Which lines hold the word "Activity"? Copy each of them from the material.

(Stored data)
####################
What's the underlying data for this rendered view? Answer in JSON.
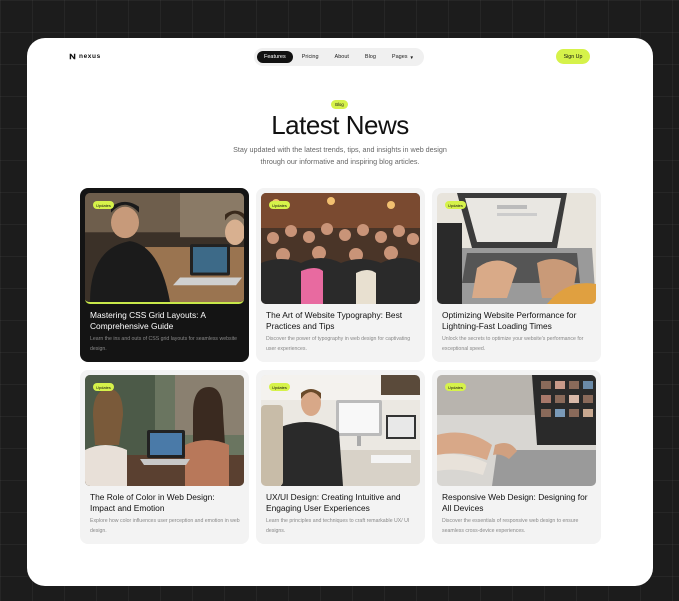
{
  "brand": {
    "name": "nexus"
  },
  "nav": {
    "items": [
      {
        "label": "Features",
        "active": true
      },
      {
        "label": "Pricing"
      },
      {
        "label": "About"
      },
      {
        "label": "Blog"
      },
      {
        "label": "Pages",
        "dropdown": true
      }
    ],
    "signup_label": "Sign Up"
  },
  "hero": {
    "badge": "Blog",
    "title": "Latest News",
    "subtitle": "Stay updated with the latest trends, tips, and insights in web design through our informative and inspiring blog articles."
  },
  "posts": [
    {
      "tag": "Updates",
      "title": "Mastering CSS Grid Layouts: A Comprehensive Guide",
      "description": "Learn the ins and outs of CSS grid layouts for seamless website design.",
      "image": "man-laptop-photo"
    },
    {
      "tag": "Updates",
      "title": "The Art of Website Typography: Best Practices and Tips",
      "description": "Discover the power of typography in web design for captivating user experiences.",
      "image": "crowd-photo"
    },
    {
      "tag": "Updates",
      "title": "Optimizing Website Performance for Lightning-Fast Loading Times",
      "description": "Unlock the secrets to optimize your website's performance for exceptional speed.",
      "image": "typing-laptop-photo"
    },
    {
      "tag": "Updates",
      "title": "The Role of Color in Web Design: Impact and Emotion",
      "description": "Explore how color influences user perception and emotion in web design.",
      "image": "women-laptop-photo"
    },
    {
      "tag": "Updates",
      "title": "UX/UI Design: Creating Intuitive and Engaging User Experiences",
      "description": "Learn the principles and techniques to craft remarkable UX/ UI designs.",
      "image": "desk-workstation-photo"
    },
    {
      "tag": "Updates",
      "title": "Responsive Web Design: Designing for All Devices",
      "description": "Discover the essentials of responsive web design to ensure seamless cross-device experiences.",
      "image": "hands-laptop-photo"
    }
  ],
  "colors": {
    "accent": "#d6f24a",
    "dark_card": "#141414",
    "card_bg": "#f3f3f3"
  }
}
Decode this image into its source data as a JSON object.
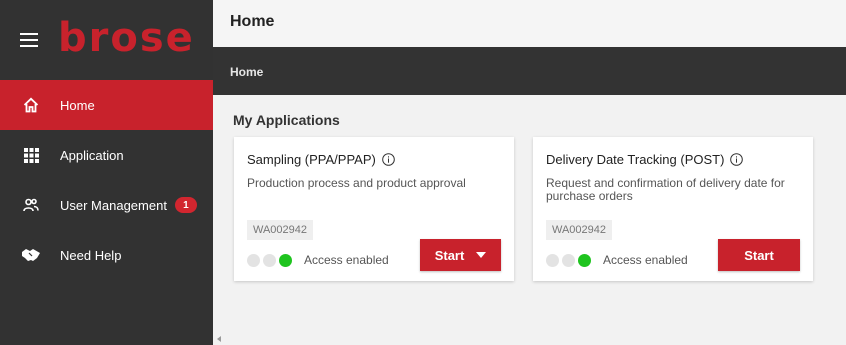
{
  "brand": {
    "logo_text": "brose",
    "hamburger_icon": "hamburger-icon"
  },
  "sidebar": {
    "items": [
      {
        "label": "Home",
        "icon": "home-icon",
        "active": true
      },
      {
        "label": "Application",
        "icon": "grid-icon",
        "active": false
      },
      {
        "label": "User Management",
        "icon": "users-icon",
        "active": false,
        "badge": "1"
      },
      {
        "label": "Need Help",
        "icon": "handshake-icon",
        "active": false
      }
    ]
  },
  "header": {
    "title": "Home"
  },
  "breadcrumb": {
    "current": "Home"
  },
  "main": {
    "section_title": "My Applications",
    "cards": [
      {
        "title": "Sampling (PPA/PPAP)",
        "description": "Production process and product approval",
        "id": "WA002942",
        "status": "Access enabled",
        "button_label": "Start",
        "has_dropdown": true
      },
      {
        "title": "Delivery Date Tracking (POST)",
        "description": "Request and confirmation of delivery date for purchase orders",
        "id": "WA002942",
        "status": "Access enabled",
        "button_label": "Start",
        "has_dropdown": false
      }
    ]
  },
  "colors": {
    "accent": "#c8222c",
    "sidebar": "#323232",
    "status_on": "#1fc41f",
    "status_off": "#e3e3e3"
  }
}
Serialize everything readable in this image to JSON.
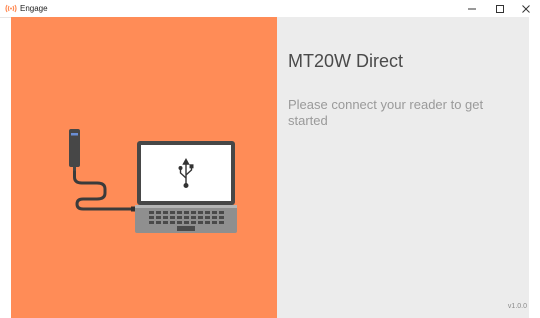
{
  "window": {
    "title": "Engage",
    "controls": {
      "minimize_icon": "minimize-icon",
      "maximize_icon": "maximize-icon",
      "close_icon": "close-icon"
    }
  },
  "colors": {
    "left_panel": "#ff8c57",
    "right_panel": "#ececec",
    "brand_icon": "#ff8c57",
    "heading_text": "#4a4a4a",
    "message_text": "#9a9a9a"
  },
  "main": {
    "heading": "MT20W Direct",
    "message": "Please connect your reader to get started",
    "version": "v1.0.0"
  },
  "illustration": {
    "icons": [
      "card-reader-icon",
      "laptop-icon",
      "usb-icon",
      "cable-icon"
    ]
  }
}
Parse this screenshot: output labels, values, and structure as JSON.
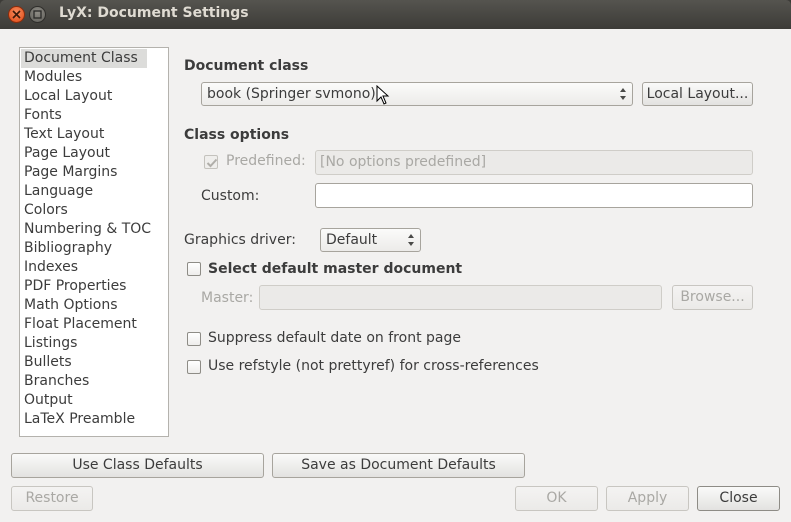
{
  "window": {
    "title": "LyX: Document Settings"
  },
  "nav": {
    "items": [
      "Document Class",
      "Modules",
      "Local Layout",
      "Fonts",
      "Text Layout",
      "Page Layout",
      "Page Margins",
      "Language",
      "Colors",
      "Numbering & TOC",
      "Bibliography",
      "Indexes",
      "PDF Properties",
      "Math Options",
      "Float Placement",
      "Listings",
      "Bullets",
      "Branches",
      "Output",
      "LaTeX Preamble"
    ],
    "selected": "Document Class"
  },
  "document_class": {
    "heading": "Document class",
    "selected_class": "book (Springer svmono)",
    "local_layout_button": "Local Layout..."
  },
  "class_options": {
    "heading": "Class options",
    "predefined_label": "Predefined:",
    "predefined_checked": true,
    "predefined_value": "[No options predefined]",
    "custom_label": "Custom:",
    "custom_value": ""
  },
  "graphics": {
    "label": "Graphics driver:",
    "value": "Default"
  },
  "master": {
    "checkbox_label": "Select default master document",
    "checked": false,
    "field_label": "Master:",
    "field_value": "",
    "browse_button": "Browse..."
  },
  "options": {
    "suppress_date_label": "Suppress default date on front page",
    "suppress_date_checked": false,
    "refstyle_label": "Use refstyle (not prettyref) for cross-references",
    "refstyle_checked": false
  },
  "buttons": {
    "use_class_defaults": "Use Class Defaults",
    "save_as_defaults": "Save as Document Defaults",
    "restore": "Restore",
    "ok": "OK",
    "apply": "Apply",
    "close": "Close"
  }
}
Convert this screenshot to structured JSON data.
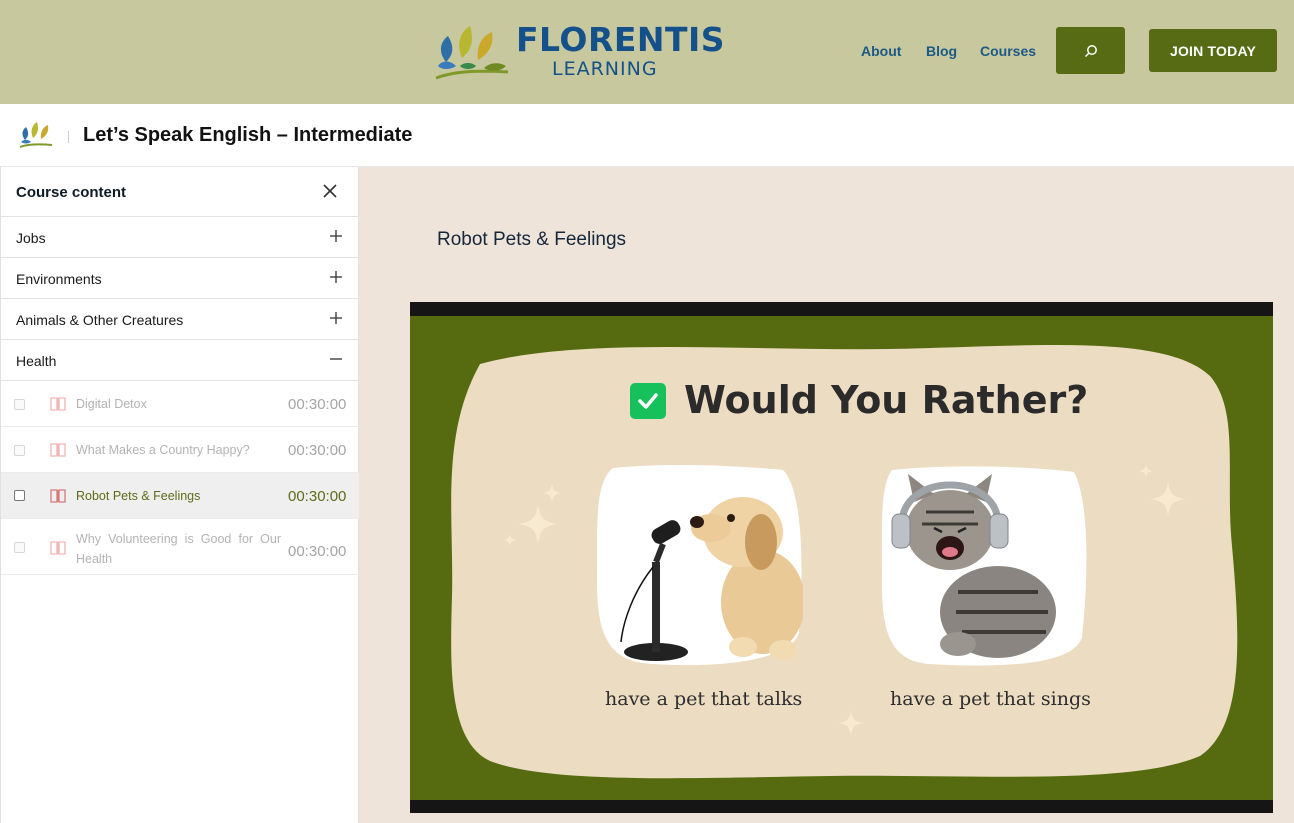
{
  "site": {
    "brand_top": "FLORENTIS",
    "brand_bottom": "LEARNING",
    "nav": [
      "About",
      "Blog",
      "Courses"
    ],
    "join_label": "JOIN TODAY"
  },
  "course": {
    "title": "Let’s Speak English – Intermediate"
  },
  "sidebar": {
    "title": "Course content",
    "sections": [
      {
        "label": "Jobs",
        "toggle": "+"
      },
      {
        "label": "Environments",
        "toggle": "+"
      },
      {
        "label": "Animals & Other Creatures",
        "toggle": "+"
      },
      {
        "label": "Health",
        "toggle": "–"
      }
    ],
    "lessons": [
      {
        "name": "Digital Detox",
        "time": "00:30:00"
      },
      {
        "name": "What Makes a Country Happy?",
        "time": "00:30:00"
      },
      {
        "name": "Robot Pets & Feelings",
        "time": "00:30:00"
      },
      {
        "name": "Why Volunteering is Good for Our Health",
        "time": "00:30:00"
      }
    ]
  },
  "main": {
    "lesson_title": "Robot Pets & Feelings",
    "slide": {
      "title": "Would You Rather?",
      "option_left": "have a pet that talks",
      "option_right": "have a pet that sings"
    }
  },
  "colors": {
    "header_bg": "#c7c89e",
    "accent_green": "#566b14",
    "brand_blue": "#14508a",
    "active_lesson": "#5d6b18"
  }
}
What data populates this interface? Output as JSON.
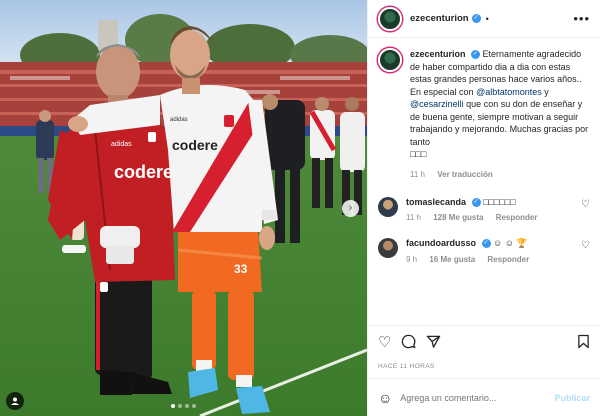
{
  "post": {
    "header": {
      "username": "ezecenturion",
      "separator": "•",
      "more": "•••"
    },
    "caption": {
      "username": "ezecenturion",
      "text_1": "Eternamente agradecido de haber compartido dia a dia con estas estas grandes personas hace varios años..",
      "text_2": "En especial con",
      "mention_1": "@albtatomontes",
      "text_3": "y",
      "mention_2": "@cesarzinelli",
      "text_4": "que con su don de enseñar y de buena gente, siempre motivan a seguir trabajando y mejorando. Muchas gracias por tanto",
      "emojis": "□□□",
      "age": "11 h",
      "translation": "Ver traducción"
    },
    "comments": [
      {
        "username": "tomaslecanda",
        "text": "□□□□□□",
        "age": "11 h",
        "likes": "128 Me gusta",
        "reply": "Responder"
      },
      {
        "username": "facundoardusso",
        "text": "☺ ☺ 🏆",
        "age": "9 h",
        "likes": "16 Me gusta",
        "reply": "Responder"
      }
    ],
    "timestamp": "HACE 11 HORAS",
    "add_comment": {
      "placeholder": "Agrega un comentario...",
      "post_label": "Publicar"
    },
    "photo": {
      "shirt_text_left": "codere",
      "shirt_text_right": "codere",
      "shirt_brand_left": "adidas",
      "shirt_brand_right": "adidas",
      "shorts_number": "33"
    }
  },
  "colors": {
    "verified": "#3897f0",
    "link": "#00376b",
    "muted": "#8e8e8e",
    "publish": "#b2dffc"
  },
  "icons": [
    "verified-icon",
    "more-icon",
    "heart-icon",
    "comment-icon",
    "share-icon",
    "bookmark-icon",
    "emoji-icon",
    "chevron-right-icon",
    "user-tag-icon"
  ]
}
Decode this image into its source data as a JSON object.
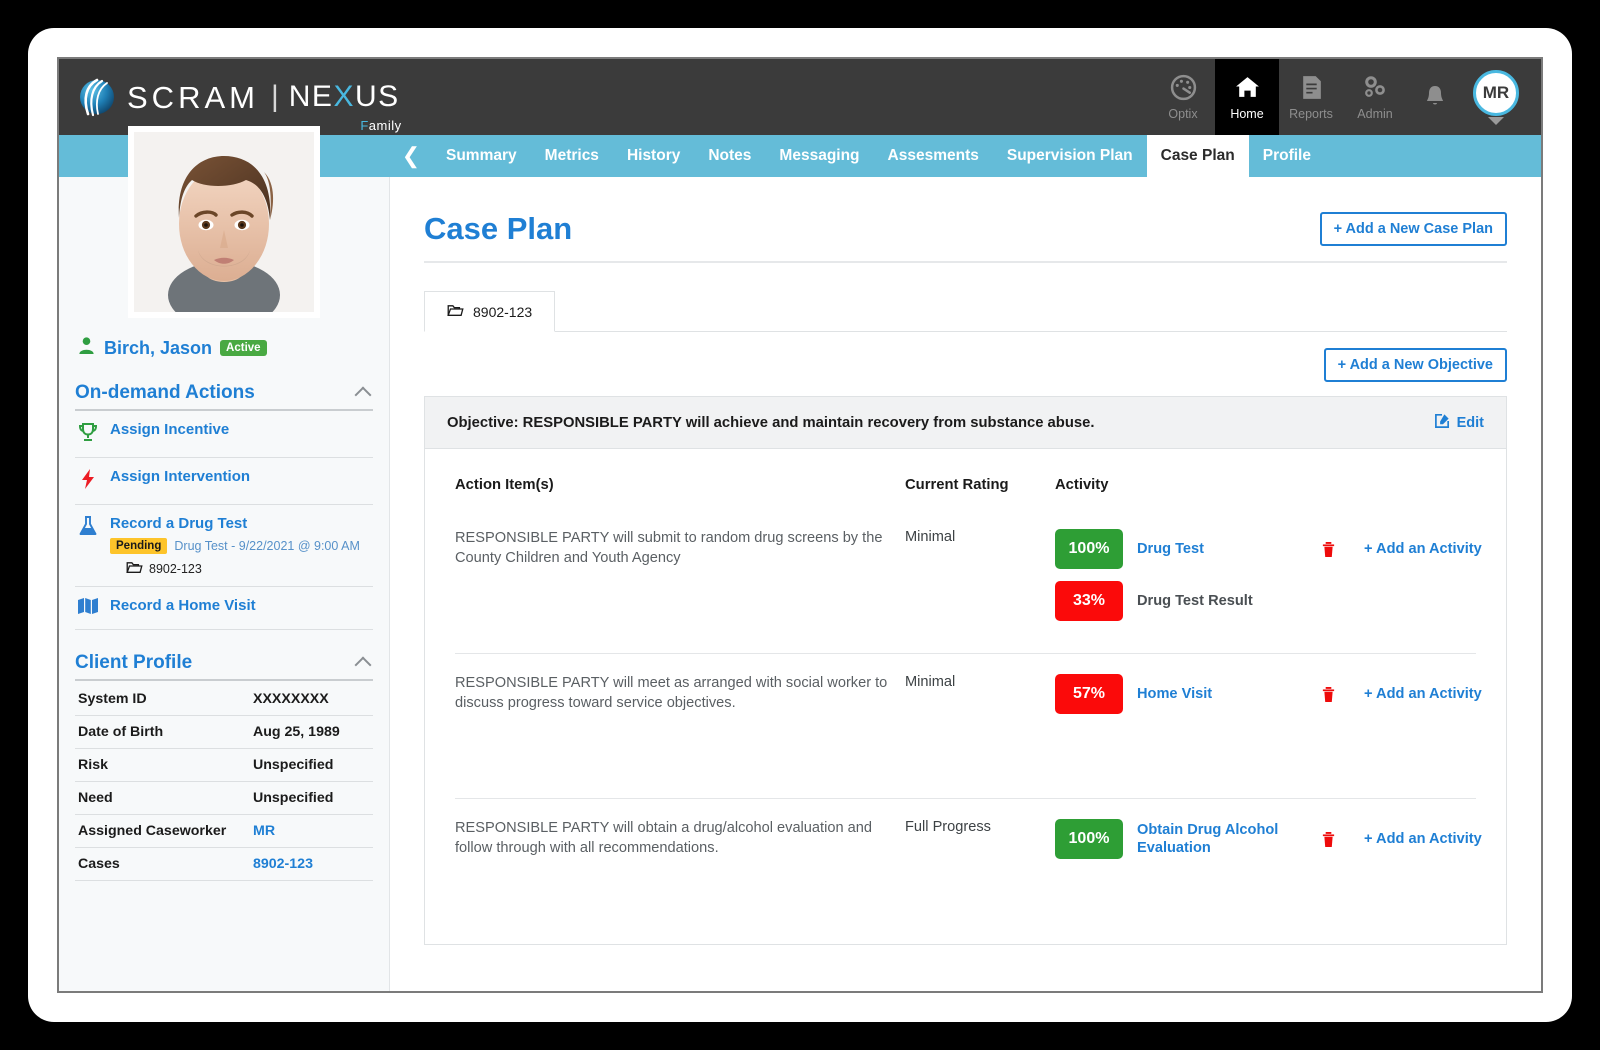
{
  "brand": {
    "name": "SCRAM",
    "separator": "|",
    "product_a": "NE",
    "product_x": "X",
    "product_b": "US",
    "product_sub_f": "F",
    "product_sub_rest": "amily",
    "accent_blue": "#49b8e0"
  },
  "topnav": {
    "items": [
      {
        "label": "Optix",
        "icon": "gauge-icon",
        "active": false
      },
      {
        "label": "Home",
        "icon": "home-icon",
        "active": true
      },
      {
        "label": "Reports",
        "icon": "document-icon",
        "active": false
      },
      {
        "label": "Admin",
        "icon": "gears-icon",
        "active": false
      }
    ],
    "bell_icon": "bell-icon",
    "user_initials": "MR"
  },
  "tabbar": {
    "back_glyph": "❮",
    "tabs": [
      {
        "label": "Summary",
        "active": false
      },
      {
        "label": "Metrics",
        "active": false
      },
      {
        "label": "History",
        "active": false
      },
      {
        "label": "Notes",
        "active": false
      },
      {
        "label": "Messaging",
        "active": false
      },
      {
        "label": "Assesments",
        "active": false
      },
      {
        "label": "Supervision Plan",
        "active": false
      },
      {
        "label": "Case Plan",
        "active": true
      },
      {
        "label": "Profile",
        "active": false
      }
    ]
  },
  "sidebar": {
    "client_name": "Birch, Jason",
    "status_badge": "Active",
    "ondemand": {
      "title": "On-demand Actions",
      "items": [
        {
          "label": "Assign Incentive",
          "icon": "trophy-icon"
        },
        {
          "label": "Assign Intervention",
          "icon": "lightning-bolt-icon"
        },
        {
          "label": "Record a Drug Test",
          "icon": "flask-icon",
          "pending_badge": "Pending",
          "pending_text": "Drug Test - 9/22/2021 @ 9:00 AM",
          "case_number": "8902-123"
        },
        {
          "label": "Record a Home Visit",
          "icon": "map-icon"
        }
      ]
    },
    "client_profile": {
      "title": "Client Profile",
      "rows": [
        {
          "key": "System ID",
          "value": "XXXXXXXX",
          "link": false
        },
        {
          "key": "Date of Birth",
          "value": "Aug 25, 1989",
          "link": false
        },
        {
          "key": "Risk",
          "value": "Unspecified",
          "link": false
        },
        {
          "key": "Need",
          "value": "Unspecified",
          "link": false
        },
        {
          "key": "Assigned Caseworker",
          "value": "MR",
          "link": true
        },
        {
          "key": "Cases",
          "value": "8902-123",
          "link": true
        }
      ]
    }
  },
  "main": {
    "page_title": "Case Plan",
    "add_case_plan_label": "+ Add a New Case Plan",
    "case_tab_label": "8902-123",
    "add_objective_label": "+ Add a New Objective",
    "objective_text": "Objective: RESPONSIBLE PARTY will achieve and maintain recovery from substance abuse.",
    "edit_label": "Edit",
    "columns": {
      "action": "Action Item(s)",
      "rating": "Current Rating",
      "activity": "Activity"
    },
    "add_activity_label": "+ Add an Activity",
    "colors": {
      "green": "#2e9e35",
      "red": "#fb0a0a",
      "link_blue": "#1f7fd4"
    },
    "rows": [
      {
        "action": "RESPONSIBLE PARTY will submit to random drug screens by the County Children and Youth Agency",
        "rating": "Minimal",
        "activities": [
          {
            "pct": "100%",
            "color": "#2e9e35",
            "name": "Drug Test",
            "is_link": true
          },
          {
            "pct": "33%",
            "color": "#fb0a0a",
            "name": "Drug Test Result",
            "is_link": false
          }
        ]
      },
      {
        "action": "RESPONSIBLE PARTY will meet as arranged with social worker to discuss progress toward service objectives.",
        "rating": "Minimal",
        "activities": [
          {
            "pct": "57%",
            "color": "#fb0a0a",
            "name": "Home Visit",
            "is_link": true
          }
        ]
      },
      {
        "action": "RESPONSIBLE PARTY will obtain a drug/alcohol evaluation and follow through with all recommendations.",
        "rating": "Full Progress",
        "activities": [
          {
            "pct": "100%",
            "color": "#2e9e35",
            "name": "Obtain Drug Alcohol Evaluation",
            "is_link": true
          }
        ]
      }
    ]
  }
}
####################
SOLUTION FOR THIS PROBLEM =>
      "activity": "Activity"
    "add_activity_label": "+ Add an Activity",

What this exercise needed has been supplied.